• Material shown:

----

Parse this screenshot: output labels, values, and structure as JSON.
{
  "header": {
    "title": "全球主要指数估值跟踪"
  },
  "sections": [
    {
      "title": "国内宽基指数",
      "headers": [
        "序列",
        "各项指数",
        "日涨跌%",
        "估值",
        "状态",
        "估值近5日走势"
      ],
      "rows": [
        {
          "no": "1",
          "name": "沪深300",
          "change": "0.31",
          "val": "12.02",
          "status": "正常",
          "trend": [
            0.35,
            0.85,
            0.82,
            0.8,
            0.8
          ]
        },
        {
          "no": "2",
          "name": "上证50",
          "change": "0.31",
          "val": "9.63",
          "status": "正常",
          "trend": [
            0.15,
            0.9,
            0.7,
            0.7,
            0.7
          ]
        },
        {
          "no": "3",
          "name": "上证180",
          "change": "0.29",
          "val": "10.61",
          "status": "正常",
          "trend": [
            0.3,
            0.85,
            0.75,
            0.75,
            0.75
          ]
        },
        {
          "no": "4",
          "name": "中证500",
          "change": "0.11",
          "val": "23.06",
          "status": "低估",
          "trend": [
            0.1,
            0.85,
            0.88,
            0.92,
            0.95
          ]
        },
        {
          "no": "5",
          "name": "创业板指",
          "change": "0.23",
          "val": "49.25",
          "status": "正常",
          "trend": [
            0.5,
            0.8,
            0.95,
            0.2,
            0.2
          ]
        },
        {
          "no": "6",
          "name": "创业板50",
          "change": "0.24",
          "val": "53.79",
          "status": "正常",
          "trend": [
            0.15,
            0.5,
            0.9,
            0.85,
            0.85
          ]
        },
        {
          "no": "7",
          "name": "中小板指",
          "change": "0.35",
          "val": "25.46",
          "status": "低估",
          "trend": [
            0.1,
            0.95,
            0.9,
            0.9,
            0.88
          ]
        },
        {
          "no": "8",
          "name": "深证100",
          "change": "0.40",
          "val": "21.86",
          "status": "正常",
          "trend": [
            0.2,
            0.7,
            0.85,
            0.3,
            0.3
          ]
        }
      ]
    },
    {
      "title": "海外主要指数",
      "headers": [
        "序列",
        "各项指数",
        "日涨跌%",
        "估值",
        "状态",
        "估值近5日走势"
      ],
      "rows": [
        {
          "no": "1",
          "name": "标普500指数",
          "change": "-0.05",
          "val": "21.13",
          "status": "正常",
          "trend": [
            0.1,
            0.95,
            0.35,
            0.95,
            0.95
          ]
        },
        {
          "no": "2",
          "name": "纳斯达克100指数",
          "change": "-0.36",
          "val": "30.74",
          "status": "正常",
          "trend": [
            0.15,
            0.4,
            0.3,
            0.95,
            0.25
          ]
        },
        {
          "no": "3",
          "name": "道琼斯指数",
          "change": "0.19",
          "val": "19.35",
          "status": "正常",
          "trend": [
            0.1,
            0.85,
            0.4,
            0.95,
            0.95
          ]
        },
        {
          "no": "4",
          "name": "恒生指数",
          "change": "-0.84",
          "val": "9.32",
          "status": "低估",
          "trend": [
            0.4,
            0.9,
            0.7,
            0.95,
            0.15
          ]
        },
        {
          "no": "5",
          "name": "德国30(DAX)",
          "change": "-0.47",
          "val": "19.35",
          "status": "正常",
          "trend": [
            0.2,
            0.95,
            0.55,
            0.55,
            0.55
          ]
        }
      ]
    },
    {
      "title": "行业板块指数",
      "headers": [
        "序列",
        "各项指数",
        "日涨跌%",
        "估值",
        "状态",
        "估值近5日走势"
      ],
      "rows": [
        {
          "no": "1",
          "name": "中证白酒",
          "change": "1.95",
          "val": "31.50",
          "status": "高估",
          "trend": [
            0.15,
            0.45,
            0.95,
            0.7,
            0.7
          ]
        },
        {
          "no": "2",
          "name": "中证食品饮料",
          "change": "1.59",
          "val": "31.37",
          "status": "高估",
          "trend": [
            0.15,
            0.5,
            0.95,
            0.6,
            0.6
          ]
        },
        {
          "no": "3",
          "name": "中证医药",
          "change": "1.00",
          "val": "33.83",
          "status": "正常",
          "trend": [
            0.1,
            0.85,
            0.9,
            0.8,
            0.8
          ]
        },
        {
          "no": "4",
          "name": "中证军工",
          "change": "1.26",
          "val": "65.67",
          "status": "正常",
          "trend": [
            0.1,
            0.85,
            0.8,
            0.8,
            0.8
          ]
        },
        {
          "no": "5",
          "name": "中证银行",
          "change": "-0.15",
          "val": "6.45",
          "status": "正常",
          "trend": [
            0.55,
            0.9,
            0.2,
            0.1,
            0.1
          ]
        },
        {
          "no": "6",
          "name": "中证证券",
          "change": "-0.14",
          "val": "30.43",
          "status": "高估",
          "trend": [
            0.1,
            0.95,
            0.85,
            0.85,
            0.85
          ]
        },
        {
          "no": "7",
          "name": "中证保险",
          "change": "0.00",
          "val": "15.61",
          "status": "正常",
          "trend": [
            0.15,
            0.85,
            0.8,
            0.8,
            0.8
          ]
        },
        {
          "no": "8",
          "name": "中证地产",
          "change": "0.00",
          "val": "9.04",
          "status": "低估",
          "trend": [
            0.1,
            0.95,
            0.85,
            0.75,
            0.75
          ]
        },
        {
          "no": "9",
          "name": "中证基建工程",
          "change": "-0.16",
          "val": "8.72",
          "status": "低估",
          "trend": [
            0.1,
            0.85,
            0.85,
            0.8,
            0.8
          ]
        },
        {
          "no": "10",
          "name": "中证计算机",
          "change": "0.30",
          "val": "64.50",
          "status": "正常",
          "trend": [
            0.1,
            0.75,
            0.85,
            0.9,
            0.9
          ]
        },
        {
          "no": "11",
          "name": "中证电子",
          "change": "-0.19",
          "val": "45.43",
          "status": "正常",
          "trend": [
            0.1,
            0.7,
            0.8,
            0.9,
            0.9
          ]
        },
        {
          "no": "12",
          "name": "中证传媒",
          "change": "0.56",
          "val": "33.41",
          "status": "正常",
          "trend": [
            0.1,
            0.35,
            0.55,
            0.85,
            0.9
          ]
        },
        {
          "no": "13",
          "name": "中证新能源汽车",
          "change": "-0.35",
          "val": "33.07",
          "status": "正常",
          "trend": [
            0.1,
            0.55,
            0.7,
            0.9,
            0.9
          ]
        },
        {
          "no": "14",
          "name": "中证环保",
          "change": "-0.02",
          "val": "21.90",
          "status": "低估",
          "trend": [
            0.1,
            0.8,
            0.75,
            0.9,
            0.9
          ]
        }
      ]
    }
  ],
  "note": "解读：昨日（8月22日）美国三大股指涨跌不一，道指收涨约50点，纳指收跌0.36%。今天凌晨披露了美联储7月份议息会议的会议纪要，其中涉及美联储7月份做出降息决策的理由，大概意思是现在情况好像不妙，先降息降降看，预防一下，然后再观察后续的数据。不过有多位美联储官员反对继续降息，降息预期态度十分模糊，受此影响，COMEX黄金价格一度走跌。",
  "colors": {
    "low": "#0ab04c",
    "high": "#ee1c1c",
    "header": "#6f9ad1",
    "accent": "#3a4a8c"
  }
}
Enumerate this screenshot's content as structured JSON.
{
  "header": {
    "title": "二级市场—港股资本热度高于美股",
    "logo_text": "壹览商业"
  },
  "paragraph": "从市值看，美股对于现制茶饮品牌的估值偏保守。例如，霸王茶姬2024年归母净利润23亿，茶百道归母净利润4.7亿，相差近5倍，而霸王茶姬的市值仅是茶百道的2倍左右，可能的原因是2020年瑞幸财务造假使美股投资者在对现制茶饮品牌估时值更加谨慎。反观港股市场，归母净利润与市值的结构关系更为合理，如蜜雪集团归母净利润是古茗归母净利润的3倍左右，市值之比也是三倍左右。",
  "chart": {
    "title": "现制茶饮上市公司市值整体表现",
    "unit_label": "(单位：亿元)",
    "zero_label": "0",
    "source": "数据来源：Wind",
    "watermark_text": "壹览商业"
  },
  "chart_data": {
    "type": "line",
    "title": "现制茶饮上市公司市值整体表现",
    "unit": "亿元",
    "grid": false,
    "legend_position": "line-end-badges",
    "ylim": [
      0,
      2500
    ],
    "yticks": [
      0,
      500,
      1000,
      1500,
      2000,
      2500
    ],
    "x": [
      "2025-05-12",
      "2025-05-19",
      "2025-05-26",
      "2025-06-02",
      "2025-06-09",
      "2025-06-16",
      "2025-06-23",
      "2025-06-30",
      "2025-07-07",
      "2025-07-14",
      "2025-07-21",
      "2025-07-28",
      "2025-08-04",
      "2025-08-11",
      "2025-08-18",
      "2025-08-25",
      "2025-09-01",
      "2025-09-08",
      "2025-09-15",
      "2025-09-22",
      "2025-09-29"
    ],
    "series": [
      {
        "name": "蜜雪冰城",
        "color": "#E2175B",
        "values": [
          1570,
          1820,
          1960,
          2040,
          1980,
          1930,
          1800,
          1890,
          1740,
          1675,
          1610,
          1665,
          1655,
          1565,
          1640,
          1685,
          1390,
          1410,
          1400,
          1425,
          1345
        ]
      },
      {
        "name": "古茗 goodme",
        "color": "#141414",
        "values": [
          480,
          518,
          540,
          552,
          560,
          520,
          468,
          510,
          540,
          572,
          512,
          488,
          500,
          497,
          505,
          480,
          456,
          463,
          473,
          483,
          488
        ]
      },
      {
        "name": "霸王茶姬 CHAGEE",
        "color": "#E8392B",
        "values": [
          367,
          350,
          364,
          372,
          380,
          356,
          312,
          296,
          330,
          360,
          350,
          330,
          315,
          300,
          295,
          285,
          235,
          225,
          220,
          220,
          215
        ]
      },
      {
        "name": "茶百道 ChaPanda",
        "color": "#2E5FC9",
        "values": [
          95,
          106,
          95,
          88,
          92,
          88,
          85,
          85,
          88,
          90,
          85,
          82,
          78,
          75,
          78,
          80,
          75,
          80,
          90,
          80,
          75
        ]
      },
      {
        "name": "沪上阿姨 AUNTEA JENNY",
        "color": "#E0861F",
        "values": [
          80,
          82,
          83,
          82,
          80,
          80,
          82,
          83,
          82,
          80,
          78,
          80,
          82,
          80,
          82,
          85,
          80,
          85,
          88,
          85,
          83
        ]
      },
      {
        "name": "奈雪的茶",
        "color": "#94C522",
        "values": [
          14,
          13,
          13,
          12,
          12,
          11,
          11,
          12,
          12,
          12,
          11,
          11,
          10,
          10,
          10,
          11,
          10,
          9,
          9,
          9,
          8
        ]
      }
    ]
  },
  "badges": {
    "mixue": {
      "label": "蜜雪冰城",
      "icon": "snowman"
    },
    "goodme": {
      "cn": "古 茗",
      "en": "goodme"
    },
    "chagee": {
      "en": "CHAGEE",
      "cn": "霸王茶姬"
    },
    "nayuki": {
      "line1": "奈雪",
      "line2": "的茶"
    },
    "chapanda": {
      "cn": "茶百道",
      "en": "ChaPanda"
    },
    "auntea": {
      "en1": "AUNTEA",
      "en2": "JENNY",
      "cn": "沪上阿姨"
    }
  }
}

----

• What the exercise asks:
Identify every line above that includes the word "title", and show those lines.

• Exercise solution:
    "title": "全球主要指数估值跟踪"
      "title": "国内宽基指数",
      "title": "海外主要指数",
      "title": "行业板块指数",
    "title": "二级市场—港股资本热度高于美股",
    "title": "现制茶饮上市公司市值整体表现",
    "title": "现制茶饮上市公司市值整体表现",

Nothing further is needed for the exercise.